Work to complete
For the material that follows, list every line containing the word "ESTATAL".

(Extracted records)
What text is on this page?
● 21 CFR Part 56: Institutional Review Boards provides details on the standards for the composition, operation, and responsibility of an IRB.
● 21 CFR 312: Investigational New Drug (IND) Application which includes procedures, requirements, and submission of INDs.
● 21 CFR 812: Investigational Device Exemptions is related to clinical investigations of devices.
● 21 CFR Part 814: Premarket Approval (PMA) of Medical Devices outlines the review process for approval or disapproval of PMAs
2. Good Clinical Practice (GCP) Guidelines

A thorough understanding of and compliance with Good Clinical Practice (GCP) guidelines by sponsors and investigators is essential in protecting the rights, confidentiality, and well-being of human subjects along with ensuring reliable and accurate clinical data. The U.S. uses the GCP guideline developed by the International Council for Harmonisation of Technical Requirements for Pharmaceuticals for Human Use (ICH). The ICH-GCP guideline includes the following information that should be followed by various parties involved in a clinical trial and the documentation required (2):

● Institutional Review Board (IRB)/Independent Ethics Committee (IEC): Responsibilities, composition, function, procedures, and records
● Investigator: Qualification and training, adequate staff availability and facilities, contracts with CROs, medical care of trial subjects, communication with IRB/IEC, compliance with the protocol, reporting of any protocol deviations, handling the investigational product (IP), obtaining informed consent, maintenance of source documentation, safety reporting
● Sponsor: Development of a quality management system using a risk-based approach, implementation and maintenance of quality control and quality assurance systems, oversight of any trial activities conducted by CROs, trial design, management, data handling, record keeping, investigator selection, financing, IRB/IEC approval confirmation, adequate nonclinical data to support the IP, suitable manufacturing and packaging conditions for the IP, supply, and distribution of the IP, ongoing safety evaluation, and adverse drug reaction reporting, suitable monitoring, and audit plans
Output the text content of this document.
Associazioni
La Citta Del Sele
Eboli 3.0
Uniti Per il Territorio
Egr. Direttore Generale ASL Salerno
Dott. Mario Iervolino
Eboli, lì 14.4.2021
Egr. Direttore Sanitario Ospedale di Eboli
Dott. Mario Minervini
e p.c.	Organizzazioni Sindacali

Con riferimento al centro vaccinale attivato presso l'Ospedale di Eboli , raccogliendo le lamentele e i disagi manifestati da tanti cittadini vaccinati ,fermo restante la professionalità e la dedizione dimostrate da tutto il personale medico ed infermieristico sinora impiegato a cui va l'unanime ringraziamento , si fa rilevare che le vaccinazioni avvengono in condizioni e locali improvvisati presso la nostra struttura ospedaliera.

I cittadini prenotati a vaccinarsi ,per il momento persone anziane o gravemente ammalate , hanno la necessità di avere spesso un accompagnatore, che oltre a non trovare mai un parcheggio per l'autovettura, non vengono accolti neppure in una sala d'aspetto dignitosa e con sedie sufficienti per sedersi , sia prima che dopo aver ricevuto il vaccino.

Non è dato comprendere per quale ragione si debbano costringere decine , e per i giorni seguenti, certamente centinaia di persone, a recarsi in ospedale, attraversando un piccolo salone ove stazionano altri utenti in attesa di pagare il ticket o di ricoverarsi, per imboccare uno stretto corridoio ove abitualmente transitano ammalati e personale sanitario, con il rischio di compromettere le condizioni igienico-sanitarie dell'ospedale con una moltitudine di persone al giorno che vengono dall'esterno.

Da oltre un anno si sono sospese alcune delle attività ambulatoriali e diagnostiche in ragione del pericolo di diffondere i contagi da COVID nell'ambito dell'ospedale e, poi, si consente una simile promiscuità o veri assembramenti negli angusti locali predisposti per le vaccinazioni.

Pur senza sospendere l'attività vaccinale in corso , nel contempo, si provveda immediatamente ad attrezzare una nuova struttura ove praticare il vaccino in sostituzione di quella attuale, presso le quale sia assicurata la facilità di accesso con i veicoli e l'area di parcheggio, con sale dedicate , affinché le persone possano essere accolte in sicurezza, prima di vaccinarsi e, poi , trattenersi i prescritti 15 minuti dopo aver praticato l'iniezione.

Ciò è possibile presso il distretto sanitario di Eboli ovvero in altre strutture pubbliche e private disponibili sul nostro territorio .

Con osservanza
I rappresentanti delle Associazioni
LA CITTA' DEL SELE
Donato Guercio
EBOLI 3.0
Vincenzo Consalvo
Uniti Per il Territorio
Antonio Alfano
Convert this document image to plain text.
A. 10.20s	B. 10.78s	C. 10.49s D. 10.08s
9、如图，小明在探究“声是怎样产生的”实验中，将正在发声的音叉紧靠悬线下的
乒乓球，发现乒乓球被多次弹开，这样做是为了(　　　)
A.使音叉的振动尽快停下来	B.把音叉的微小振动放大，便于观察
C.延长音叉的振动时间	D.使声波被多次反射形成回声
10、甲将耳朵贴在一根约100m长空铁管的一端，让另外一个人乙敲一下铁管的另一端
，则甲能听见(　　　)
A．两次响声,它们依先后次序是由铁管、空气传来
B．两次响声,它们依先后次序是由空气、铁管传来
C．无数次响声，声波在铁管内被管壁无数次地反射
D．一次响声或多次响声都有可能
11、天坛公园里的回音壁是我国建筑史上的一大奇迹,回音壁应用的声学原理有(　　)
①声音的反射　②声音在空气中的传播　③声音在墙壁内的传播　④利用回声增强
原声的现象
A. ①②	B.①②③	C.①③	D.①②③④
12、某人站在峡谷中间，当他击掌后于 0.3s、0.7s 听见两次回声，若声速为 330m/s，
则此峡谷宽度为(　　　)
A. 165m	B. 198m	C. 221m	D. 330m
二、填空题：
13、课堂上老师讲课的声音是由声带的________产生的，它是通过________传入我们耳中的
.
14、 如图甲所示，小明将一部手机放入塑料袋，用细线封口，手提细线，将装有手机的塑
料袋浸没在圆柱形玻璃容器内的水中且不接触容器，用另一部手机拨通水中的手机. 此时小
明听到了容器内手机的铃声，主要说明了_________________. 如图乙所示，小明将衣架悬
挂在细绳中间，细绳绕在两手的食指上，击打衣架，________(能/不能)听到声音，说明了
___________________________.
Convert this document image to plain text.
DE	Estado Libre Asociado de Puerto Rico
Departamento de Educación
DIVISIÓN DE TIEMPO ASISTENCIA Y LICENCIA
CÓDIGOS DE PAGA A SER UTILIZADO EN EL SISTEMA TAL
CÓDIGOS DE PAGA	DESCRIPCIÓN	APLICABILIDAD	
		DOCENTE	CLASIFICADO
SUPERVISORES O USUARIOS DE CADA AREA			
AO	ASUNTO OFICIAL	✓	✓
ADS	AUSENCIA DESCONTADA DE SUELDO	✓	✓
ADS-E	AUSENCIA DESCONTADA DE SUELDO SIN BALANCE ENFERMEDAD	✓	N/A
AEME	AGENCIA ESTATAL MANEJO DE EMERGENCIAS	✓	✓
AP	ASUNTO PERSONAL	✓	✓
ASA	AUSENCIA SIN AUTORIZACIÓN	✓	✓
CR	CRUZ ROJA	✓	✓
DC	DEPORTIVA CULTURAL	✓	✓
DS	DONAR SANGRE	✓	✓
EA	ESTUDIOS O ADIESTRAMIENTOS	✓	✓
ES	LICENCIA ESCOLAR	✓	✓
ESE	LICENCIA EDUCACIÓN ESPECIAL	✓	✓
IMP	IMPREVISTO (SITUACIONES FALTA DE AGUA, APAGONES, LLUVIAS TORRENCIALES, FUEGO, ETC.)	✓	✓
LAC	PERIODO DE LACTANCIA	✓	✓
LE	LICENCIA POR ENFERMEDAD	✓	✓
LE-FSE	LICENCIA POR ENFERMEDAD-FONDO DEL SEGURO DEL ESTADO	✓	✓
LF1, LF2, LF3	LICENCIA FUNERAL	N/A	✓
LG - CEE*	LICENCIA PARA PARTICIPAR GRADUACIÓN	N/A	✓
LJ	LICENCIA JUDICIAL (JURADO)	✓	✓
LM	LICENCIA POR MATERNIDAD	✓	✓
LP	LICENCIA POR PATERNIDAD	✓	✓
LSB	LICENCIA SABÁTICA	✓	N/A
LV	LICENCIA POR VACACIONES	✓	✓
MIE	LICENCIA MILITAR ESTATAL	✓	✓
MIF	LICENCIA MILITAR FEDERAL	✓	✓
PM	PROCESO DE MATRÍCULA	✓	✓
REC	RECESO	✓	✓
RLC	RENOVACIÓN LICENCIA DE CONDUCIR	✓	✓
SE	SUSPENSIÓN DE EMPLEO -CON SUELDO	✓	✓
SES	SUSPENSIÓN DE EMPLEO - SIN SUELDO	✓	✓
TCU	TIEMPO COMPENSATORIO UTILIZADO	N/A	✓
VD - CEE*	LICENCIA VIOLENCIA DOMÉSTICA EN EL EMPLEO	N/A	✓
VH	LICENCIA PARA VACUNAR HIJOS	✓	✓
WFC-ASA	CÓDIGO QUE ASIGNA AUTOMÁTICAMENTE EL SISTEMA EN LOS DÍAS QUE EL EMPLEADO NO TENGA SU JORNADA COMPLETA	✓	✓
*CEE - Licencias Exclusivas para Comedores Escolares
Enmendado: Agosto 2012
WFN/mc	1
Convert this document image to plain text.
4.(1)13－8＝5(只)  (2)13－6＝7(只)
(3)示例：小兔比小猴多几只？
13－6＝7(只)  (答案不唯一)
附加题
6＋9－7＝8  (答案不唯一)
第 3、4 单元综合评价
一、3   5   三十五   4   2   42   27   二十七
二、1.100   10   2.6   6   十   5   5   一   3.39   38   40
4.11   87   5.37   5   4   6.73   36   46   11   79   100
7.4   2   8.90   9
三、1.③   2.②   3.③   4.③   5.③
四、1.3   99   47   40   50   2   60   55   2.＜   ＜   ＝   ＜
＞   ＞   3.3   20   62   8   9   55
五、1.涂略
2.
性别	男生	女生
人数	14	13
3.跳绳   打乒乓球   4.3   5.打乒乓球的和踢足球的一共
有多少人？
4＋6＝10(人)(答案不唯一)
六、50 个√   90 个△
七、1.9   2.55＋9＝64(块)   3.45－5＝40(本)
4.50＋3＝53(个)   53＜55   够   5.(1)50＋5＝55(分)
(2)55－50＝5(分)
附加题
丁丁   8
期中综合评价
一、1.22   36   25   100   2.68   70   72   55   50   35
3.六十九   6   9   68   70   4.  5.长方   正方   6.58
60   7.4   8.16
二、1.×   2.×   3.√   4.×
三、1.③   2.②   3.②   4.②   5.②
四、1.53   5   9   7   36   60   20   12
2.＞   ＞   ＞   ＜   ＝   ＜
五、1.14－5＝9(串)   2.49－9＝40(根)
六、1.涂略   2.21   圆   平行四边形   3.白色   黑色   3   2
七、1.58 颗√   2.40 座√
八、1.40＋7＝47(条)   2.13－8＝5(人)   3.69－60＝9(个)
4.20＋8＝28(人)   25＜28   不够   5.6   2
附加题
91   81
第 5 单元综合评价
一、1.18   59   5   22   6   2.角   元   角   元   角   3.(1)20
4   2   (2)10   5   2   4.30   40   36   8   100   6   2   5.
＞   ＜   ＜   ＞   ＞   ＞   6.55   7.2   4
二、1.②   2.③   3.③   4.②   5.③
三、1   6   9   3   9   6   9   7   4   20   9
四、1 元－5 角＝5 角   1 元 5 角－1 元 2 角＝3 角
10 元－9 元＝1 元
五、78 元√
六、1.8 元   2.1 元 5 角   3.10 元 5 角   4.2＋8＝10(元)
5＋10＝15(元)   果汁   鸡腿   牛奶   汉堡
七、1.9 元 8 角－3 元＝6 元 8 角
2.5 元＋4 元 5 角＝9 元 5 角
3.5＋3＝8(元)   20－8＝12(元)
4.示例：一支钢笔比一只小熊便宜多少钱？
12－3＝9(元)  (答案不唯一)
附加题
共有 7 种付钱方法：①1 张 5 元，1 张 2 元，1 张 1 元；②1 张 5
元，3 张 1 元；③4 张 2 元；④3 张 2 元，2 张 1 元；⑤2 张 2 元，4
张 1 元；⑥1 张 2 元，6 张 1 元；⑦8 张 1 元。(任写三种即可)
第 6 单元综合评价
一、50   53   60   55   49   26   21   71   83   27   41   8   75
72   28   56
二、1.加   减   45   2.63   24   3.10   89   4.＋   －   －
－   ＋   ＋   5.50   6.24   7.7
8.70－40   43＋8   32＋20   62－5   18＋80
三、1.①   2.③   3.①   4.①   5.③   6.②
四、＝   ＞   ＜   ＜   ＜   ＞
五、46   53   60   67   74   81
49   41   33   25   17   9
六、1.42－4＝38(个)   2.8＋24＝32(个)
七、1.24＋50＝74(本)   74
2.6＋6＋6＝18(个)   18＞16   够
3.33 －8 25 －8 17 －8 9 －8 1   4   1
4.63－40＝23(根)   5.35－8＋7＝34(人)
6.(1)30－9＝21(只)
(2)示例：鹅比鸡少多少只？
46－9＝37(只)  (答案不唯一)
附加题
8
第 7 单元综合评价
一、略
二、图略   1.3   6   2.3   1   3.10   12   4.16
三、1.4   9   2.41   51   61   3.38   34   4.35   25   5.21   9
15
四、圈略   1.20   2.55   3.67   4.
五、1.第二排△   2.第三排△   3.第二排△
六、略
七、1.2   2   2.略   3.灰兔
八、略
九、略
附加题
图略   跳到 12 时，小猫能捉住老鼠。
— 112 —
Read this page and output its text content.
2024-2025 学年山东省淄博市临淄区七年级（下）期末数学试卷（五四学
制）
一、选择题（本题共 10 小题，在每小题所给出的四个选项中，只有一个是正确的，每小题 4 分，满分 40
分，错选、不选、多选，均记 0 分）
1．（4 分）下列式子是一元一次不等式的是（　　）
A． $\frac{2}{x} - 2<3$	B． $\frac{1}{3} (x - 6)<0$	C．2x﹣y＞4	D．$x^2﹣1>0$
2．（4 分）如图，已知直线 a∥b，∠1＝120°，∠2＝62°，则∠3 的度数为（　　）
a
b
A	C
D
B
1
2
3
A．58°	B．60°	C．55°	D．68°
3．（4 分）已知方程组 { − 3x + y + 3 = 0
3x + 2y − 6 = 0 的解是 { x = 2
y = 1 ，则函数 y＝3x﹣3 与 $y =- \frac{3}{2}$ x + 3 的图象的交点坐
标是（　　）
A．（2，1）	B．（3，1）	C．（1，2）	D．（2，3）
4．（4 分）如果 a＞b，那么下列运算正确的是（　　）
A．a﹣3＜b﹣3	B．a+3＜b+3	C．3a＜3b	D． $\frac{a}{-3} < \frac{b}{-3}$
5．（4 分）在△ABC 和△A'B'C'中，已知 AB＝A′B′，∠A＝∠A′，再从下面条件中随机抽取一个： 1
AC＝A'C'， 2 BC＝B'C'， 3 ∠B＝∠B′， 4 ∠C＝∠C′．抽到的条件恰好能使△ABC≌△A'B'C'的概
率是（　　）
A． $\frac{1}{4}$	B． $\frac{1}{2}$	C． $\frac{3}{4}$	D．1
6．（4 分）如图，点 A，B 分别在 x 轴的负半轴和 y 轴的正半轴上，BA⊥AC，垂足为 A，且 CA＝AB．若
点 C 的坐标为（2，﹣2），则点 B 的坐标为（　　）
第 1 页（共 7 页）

Task output
AEME	AGENCIA ESTATAL MANEJO DE EMERGENCIAS	✓	✓
MIE	LICENCIA MILITAR ESTATAL	✓	✓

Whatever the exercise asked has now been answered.